··· Recorded information ···
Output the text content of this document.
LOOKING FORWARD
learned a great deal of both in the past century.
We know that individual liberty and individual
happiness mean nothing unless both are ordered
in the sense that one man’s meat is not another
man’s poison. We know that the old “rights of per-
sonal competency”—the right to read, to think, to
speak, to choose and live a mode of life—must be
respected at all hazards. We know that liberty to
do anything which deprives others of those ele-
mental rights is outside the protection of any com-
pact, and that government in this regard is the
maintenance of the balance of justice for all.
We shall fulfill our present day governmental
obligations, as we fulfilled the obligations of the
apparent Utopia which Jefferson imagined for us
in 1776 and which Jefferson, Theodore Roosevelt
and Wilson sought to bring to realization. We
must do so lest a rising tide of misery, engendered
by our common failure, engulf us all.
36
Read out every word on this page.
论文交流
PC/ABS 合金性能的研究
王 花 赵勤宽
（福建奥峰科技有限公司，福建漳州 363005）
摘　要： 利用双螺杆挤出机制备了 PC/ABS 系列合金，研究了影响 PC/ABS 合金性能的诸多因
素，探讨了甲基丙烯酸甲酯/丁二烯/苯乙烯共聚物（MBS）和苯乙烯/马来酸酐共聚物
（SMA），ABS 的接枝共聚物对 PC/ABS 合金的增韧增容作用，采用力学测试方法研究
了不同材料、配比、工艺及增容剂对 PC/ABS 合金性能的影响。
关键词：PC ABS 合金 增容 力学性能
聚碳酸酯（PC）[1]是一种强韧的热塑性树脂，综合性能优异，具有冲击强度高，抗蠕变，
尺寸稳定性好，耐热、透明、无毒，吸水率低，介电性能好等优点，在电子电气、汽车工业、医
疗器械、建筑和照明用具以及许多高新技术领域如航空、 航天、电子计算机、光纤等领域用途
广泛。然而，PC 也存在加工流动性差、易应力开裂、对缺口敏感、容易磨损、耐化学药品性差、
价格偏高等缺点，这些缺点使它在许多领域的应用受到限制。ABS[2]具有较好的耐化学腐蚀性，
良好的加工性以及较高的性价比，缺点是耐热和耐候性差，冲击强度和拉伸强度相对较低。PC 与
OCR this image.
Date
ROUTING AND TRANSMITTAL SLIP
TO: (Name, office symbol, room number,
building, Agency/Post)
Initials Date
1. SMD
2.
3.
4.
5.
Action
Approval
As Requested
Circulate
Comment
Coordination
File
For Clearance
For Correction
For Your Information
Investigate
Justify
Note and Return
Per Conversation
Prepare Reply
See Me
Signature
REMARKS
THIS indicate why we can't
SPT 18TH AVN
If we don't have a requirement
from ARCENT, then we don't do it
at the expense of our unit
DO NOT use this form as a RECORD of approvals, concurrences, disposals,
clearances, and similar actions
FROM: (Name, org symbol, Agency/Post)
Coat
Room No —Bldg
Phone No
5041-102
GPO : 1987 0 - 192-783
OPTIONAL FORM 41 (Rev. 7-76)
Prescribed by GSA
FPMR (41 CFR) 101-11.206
···
**Exercise goal**
Write the whole listing out again. Keep every line exactly as it is.

**Correct output**
Output the text content of this document.
LOOKING FORWARD
learned a great deal of both in the past century.
We know that individual liberty and individual
happiness mean nothing unless both are ordered
in the sense that one man’s meat is not another
man’s poison. We know that the old “rights of per-
sonal competency”—the right to read, to think, to
speak, to choose and live a mode of life—must be
respected at all hazards. We know that liberty to
do anything which deprives others of those ele-
mental rights is outside the protection of any com-
pact, and that government in this regard is the
maintenance of the balance of justice for all.
We shall fulfill our present day governmental
obligations, as we fulfilled the obligations of the
apparent Utopia which Jefferson imagined for us
in 1776 and which Jefferson, Theodore Roosevelt
and Wilson sought to bring to realization. We
must do so lest a rising tide of misery, engendered
by our common failure, engulf us all.
36
Read out every word on this page.
论文交流
PC/ABS 合金性能的研究
王 花 赵勤宽
（福建奥峰科技有限公司，福建漳州 363005）
摘　要： 利用双螺杆挤出机制备了 PC/ABS 系列合金，研究了影响 PC/ABS 合金性能的诸多因
素，探讨了甲基丙烯酸甲酯/丁二烯/苯乙烯共聚物（MBS）和苯乙烯/马来酸酐共聚物
（SMA），ABS 的接枝共聚物对 PC/ABS 合金的增韧增容作用，采用力学测试方法研究
了不同材料、配比、工艺及增容剂对 PC/ABS 合金性能的影响。
关键词：PC ABS 合金 增容 力学性能
聚碳酸酯（PC）[1]是一种强韧的热塑性树脂，综合性能优异，具有冲击强度高，抗蠕变，
尺寸稳定性好，耐热、透明、无毒，吸水率低，介电性能好等优点，在电子电气、汽车工业、医
疗器械、建筑和照明用具以及许多高新技术领域如航空、 航天、电子计算机、光纤等领域用途
广泛。然而，PC 也存在加工流动性差、易应力开裂、对缺口敏感、容易磨损、耐化学药品性差、
价格偏高等缺点，这些缺点使它在许多领域的应用受到限制。ABS[2]具有较好的耐化学腐蚀性，
良好的加工性以及较高的性价比，缺点是耐热和耐候性差，冲击强度和拉伸强度相对较低。PC 与
OCR this image.
Date
ROUTING AND TRANSMITTAL SLIP
TO: (Name, office symbol, room number,
building, Agency/Post)
Initials Date
1. SMD
2.
3.
4.
5.
Action
Approval
As Requested
Circulate
Comment
Coordination
File
For Clearance
For Correction
For Your Information
Investigate
Justify
Note and Return
Per Conversation
Prepare Reply
See Me
Signature
REMARKS
THIS indicate why we can't
SPT 18TH AVN
If we don't have a requirement
from ARCENT, then we don't do it
at the expense of our unit
DO NOT use this form as a RECORD of approvals, concurrences, disposals,
clearances, and similar actions
FROM: (Name, org symbol, Agency/Post)
Coat
Room No —Bldg
Phone No
5041-102
GPO : 1987 0 - 192-783
OPTIONAL FORM 41 (Rev. 7-76)
Prescribed by GSA
FPMR (41 CFR) 101-11.206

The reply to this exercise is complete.